───── Data rows
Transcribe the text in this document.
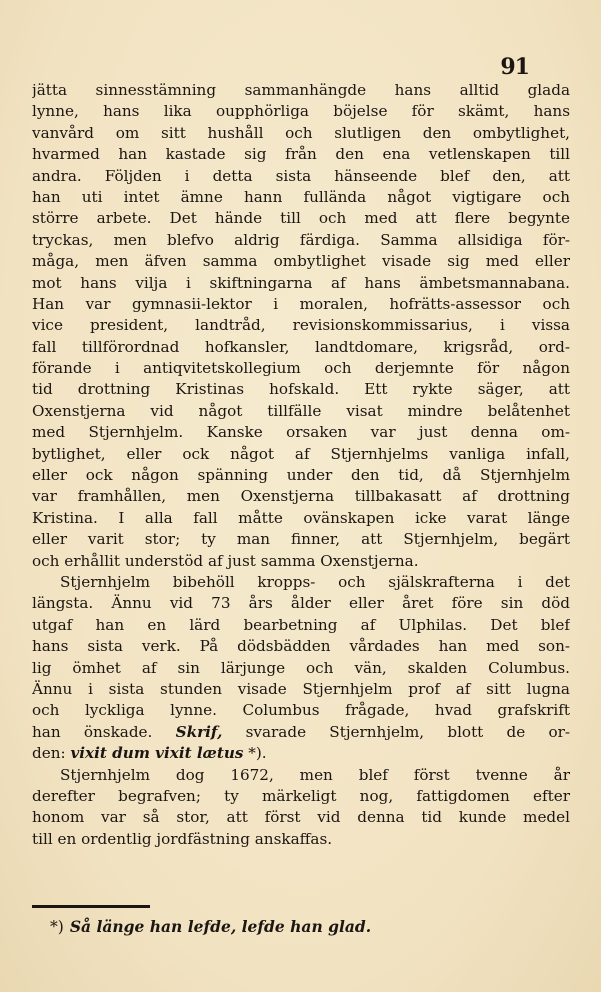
91
jätta sinnesstämning sammanhängde hans alltid glada
lynne, hans lika oupphörliga böjelse för skämt, hans
vanvård om sitt hushåll och slutligen den ombytlighet,
hvarmed han kastade sig från den ena vetlenskapen till
andra. Följden i detta sista hänseende blef den, att
han uti intet ämne hann fullända något vigtigare och
större arbete. Det hände till och med att flere begynte
tryckas, men blefvo aldrig färdiga. Samma allsidiga för-
måga, men äfven samma ombytlighet visade sig med eller
mot hans vilja i skiftningarna af hans ämbetsmannabana.
Han var gymnasii-lektor i moralen, hofrätts-assessor och
vice president, landtråd, revisionskommissarius, i vissa
fall tillförordnad hofkansler, landtdomare, krigsråd, ord-
förande i antiqvitetskollegium och derjemnte för någon
tid drottning Kristinas hofskald. Ett rykte säger, att
Oxenstjerna vid något tillfälle visat mindre belåtenhet
med Stjernhjelm. Kanske orsaken var just denna om-
bytlighet, eller ock något af Stjernhjelms vanliga infall,
eller ock någon spänning under den tid, då Stjernhjelm
var framhållen, men Oxenstjerna tillbakasatt af drottning
Kristina. I alla fall måtte ovänskapen icke varat länge
eller varit stor; ty man finner, att Stjernhjelm, begärt
och erhållit understöd af just samma Oxenstjerna.
Stjernhjelm bibehöll kropps- och själskrafterna i det
längsta. Ännu vid 73 års ålder eller året före sin död
utgaf han en lärd bearbetning af Ulphilas. Det blef
hans sista verk. På dödsbädden vårdades han med son-
lig ömhet af sin lärjunge och vän, skalden Columbus.
Ännu i sista stunden visade Stjernhjelm prof af sitt lugna
och lyckliga lynne. Columbus frågade, hvad grafskrift
han önskade. Skrif, svarade Stjernhjelm, blott de or-
den: vixit dum vixit lætus *).
Stjernhjelm dog 1672, men blef först tvenne år
derefter begrafven; ty märkeligt nog, fattigdomen efter
honom var så stor, att först vid denna tid kunde medel
till en ordentlig jordfästning anskaffas.
*) Så länge han lefde, lefde han glad.
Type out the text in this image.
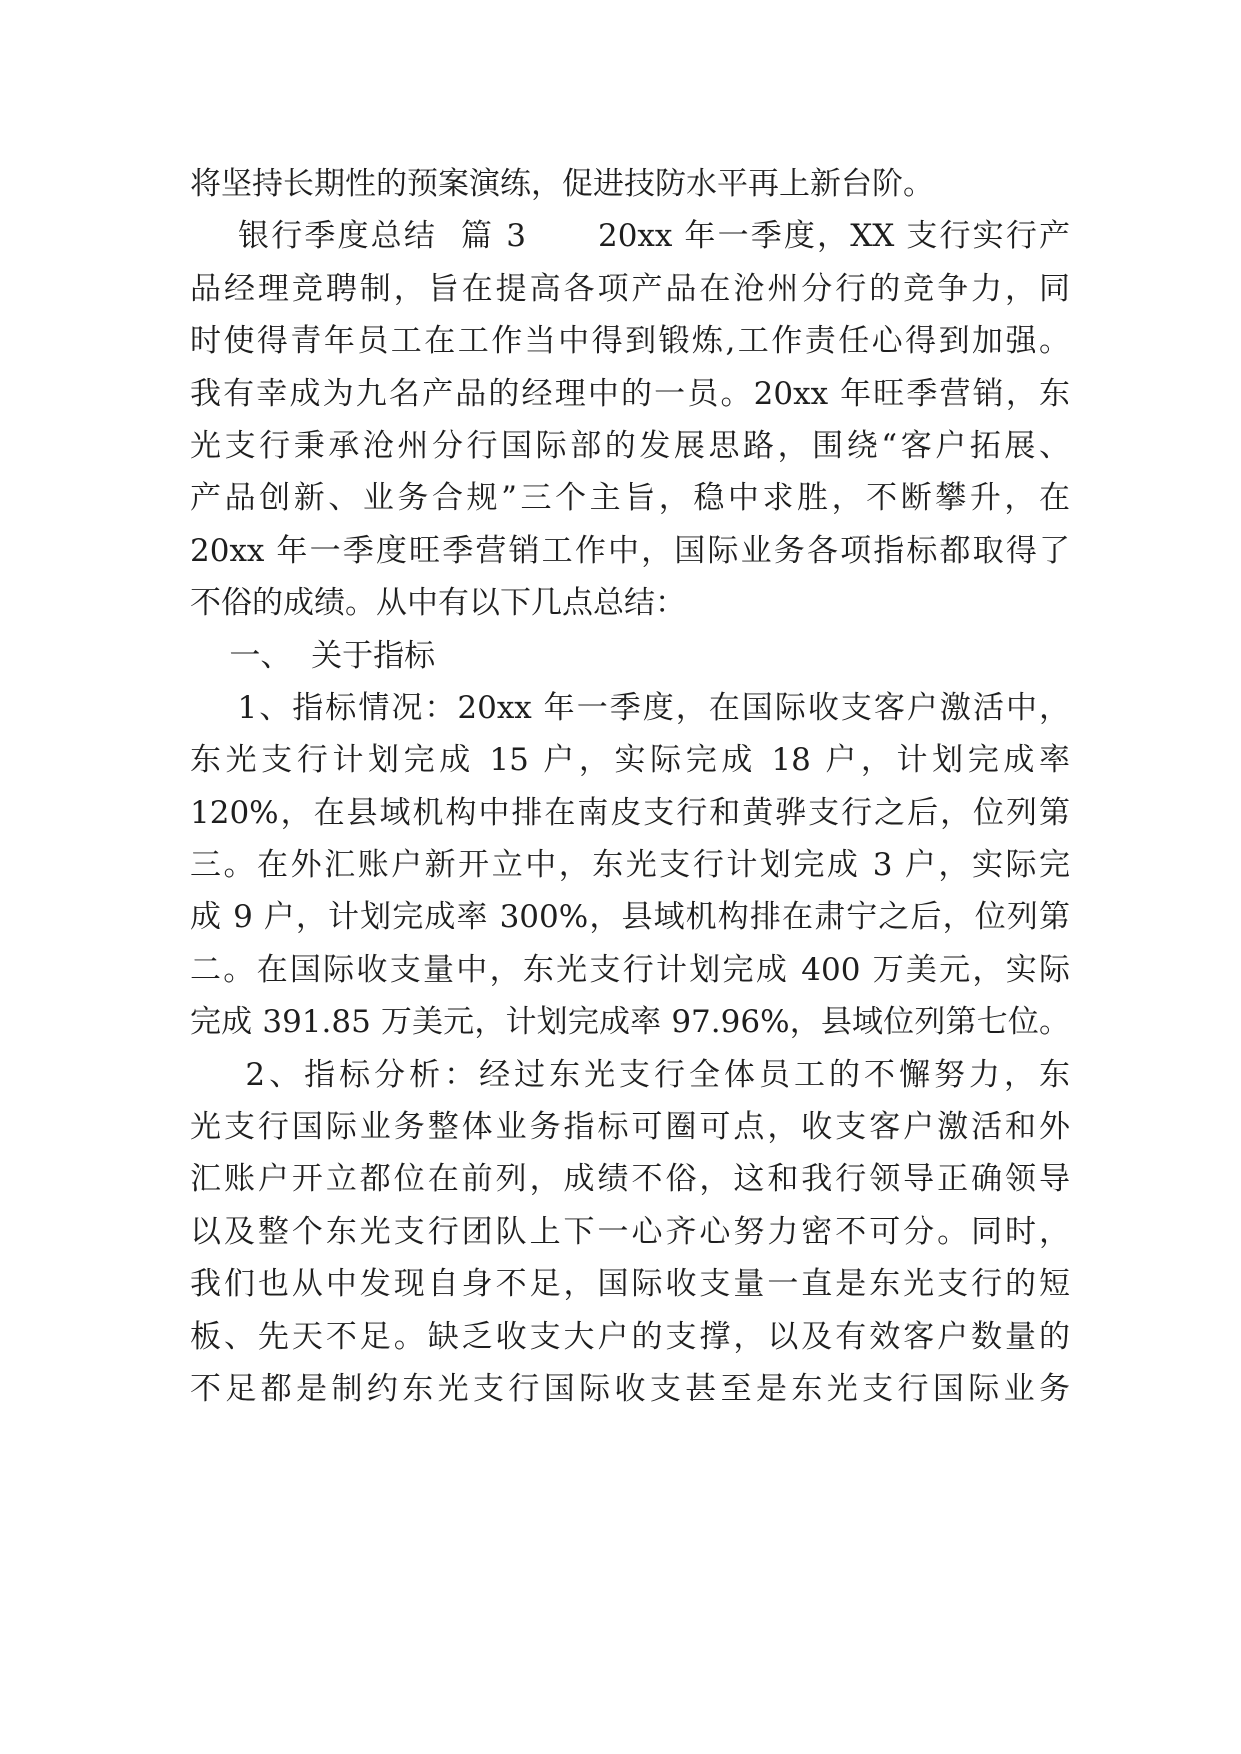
将坚持长期性的预案演练，促进技防水平再上新台阶。
银行季度总结  篇 3      20xx 年一季度，XX 支行实行产
品经理竞聘制，旨在提高各项产品在沧州分行的竞争力，同
时使得青年员工在工作当中得到锻炼,工作责任心得到加强。
我有幸成为九名产品的经理中的一员。20xx 年旺季营销，东
光支行秉承沧州分行国际部的发展思路，围绕“客户拓展、
产品创新、业务合规”三个主旨，稳中求胜，不断攀升，在
20xx 年一季度旺季营销工作中，国际业务各项指标都取得了
不俗的成绩。从中有以下几点总结：
一、  关于指标
1、指标情况：20xx 年一季度，在国际收支客户激活中，
东光支行计划完成 15 户，实际完成 18 户，计划完成率
120%，在县域机构中排在南皮支行和黄骅支行之后，位列第
三。在外汇账户新开立中，东光支行计划完成 3 户，实际完
成 9 户，计划完成率 300%，县域机构排在肃宁之后，位列第
二。在国际收支量中，东光支行计划完成 400 万美元，实际
完成 391.85 万美元，计划完成率 97.96%，县域位列第七位。
2、指标分析：经过东光支行全体员工的不懈努力，东
光支行国际业务整体业务指标可圈可点，收支客户激活和外
汇账户开立都位在前列，成绩不俗，这和我行领导正确领导
以及整个东光支行团队上下一心齐心努力密不可分。同时，
我们也从中发现自身不足，国际收支量一直是东光支行的短
板、先天不足。缺乏收支大户的支撑，以及有效客户数量的
不足都是制约东光支行国际收支甚至是东光支行国际业务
──────────
- What is being asked
Filter the data, keeping only the lines that contain "just".

- Task solution
med Stjernhjelm. Kanske orsaken var just denna om-
och erhållit understöd af just samma Oxenstjerna.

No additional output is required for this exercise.